● **YOUR OBJECTIVE**
Extract the text of every entry below exactly; leave images out.

● **THE RECORDS**

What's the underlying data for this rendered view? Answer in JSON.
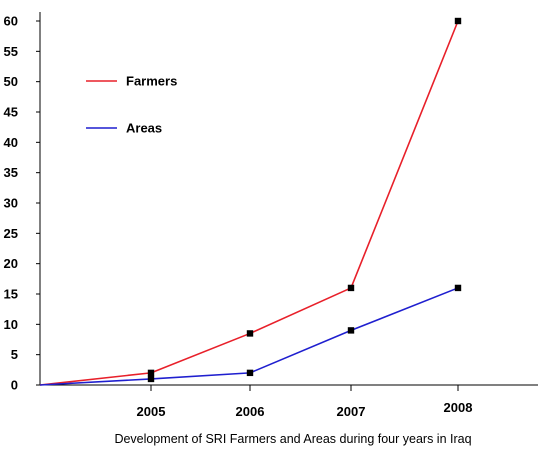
{
  "chart_data": {
    "type": "line",
    "categories": [
      "",
      "2005",
      "2006",
      "2007",
      "2008"
    ],
    "series": [
      {
        "name": "Farmers",
        "color": "#e8202a",
        "values": [
          0,
          2,
          8.5,
          16,
          60
        ]
      },
      {
        "name": "Areas",
        "color": "#1f1fcf",
        "values": [
          0,
          1,
          2,
          9,
          16
        ]
      }
    ],
    "x_tick_labels": [
      "2005",
      "2006",
      "2007",
      "2008"
    ],
    "y_ticks": [
      0,
      5,
      10,
      15,
      20,
      25,
      30,
      35,
      40,
      45,
      50,
      55,
      60
    ],
    "ylim": [
      0,
      60
    ],
    "grid": false,
    "legend_position": "top-left",
    "caption": "Development of SRI Farmers and Areas during four years in Iraq",
    "xlabel": "",
    "ylabel": "",
    "axis_color": "#000000",
    "marker": "square"
  }
}
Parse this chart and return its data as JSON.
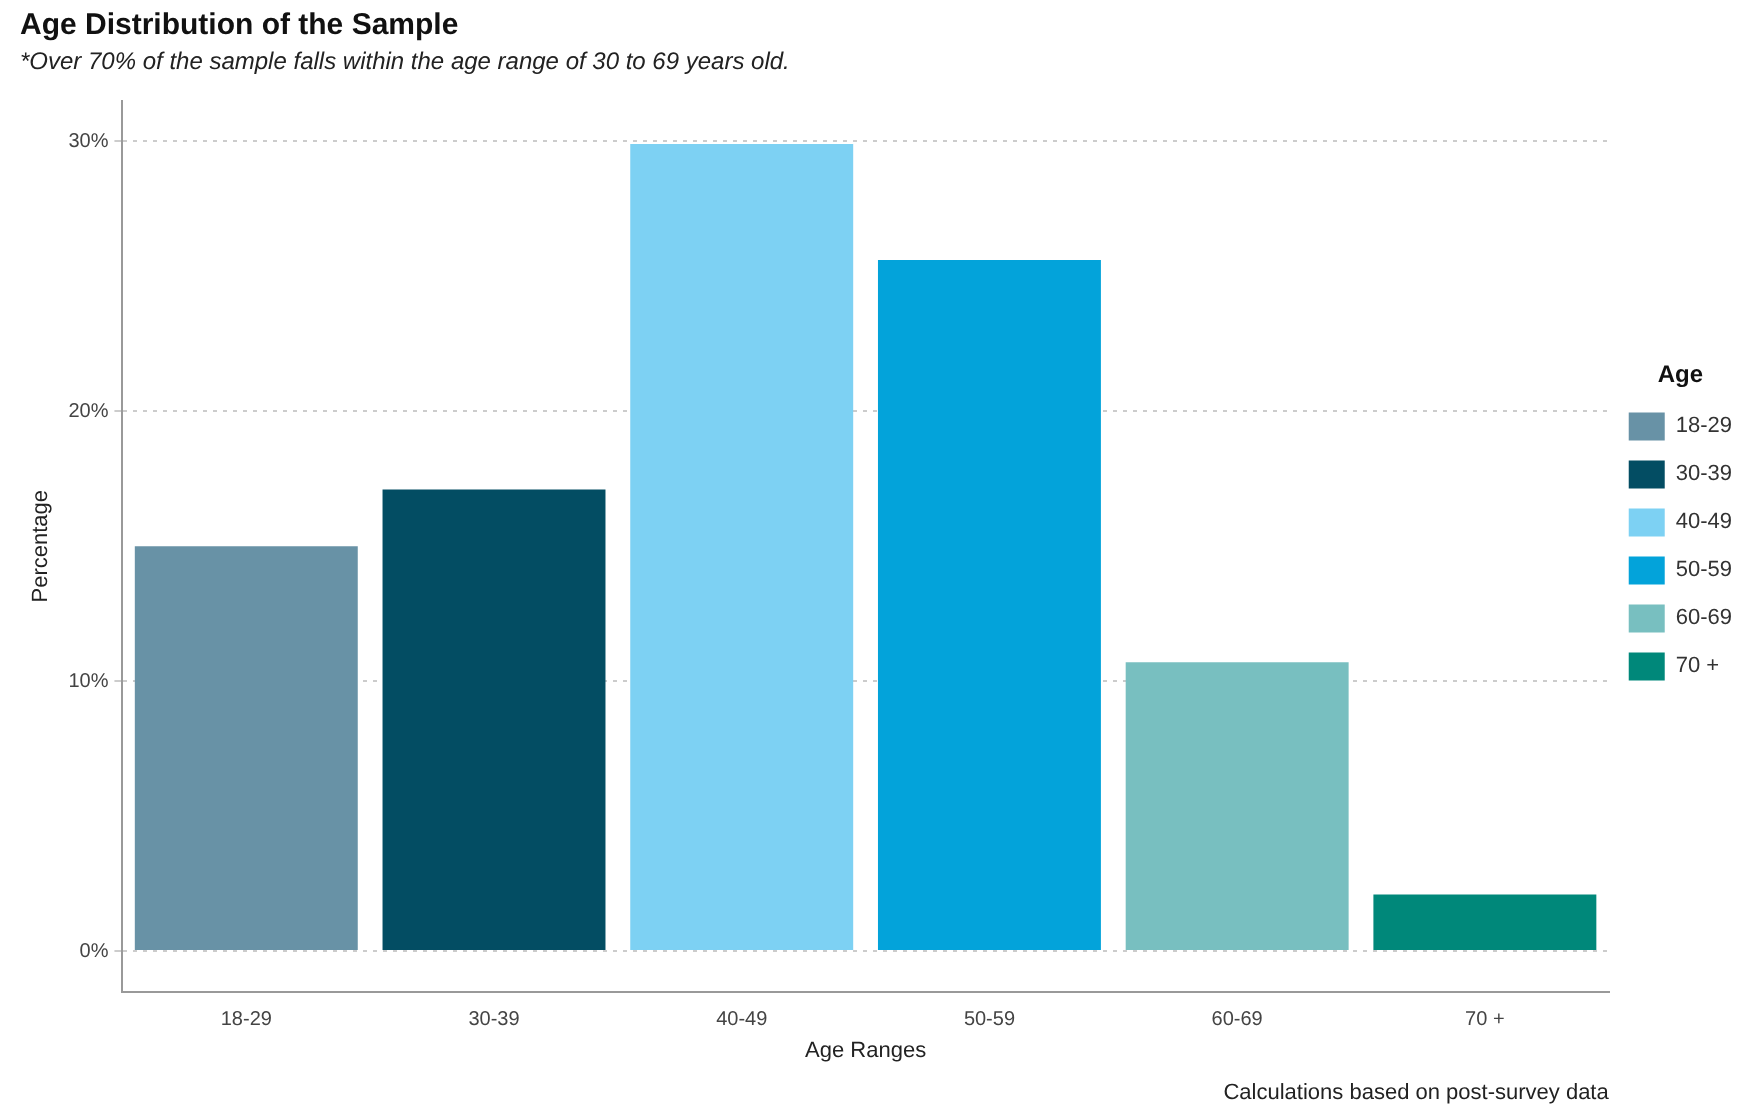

● **TASK OUTPUT**
What's the underlying data for this rendered view? Answer in JSON.
{
  "chart_data": {
    "type": "line",
    "categories": [
      "",
      "2005",
      "2006",
      "2007",
      "2008"
    ],
    "series": [
      {
        "name": "Farmers",
        "color": "#e8202a",
        "values": [
          0,
          2,
          8.5,
          16,
          60
        ]
      },
      {
        "name": "Areas",
        "color": "#1f1fcf",
        "values": [
          0,
          1,
          2,
          9,
          16
        ]
      }
    ],
    "x_tick_labels": [
      "2005",
      "2006",
      "2007",
      "2008"
    ],
    "y_ticks": [
      0,
      5,
      10,
      15,
      20,
      25,
      30,
      35,
      40,
      45,
      50,
      55,
      60
    ],
    "ylim": [
      0,
      60
    ],
    "grid": false,
    "legend_position": "top-left",
    "caption": "Development of SRI Farmers and Areas during four years in Iraq",
    "xlabel": "",
    "ylabel": "",
    "axis_color": "#000000",
    "marker": "square"
  }
}
Parse this chart and return its data as JSON.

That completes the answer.